====== RECORDS PROVIDED ======
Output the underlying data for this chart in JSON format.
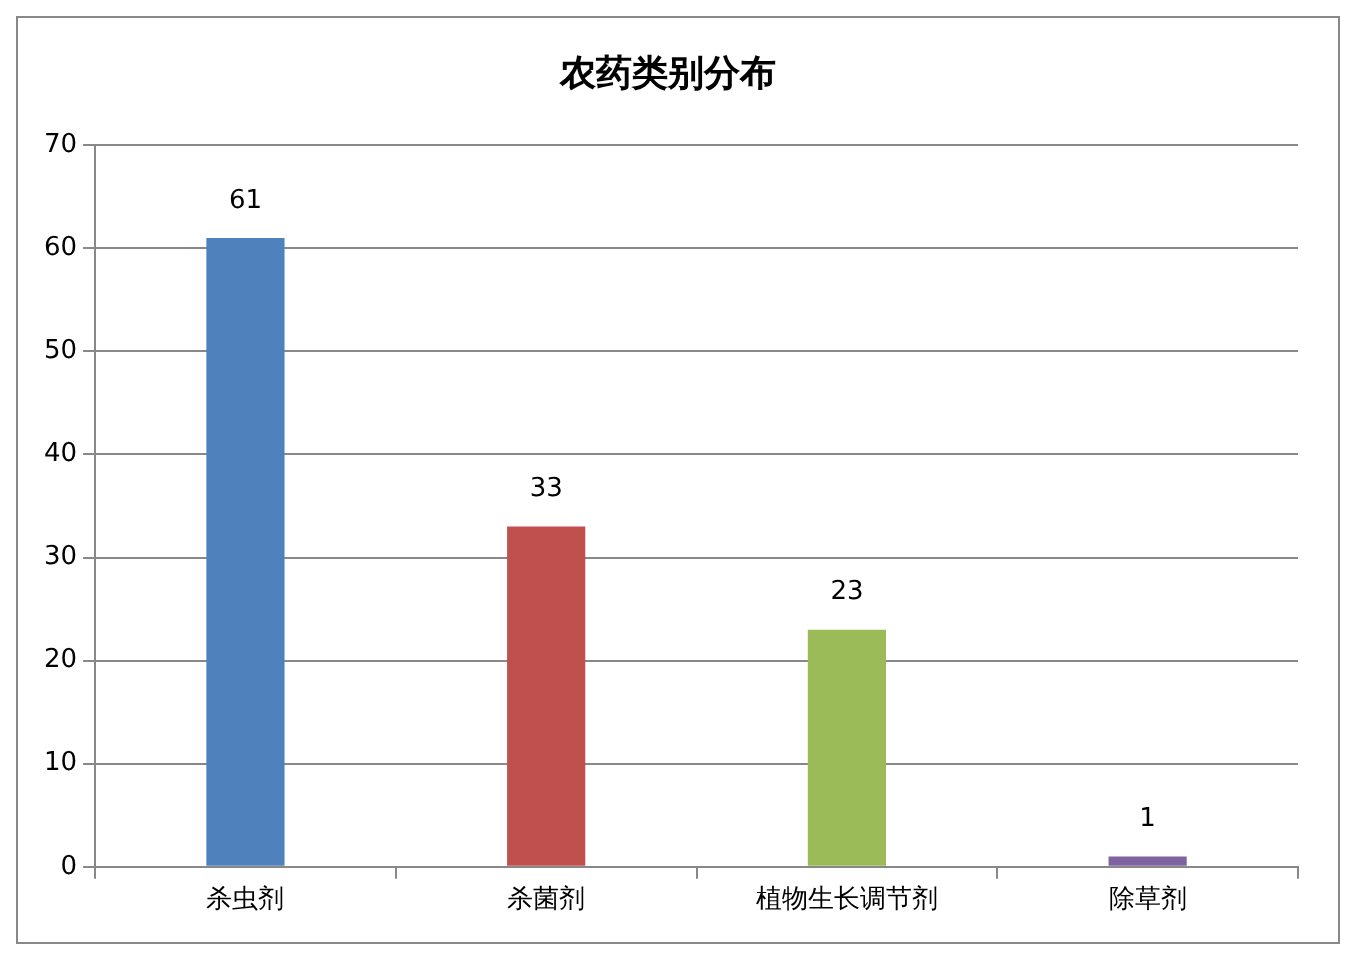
{
  "chart_data": {
    "type": "bar",
    "title": "农药类别分布",
    "categories": [
      "杀虫剂",
      "杀菌剂",
      "植物生长调节剂",
      "除草剂"
    ],
    "values": [
      61,
      33,
      23,
      1
    ],
    "colors": [
      "#4f81bd",
      "#c0504d",
      "#9bbb59",
      "#8064a2"
    ],
    "ylim": [
      0,
      70
    ],
    "yticks": [
      0,
      10,
      20,
      30,
      40,
      50,
      60,
      70
    ],
    "grid": "y",
    "data_labels": true,
    "legend": false
  }
}
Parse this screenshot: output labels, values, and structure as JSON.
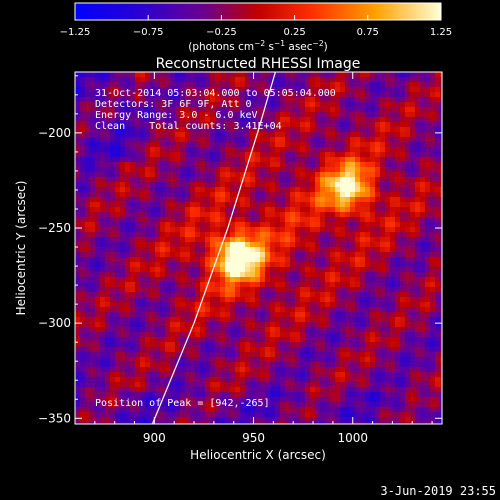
{
  "chart_data": {
    "type": "heatmap",
    "title": "Reconstructed RHESSI Image",
    "xlabel": "Heliocentric X (arcsec)",
    "ylabel": "Heliocentric Y (arcsec)",
    "xlim": [
      860,
      1045
    ],
    "ylim": [
      -353,
      -168
    ],
    "x_ticks": [
      900,
      950,
      1000
    ],
    "y_ticks": [
      -200,
      -250,
      -300,
      -350
    ],
    "colorbar": {
      "label_main": "(photons cm",
      "label_exp1": "−2",
      "label_mid": " s",
      "label_exp2": "−1",
      "label_end": " asec",
      "label_exp3": "−2",
      "label_close": ")",
      "range": [
        -1.25,
        1.25
      ],
      "tick_values": [
        -1.25,
        -0.75,
        -0.25,
        0.25,
        0.75,
        1.25
      ],
      "tick_labels": [
        "−1.25",
        "−0.75",
        "−0.25",
        "0.25",
        "0.75",
        "1.25"
      ]
    },
    "annotations": {
      "time_range": "31-Oct-2014 05:03:04.000 to 05:05:04.000",
      "detectors": "Detectors: 3F 6F 9F, Att 0",
      "energy": "Energy Range: 3.0 - 6.0 keV",
      "clean": "Clean    Total counts: 3.41E+04",
      "peak": "Position of Peak = [942,-265]"
    },
    "sources": [
      {
        "x": 942,
        "y": -265,
        "intensity": 1.25
      },
      {
        "x": 998,
        "y": -229,
        "intensity": 1.0
      }
    ],
    "limb_curve": [
      [
        899,
        -353
      ],
      [
        920,
        -300
      ],
      [
        937,
        -250
      ],
      [
        952,
        -200
      ],
      [
        961,
        -168
      ]
    ]
  },
  "footer_date": "3-Jun-2019 23:55"
}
======
■ **WHAT NEEDS TO BE DONE**
Using the data above, copy each line that contains "title".

■ **CORRECT ANSWER**
    "title": "农药类别分布",
    "title": "Reconstructed RHESSI Image",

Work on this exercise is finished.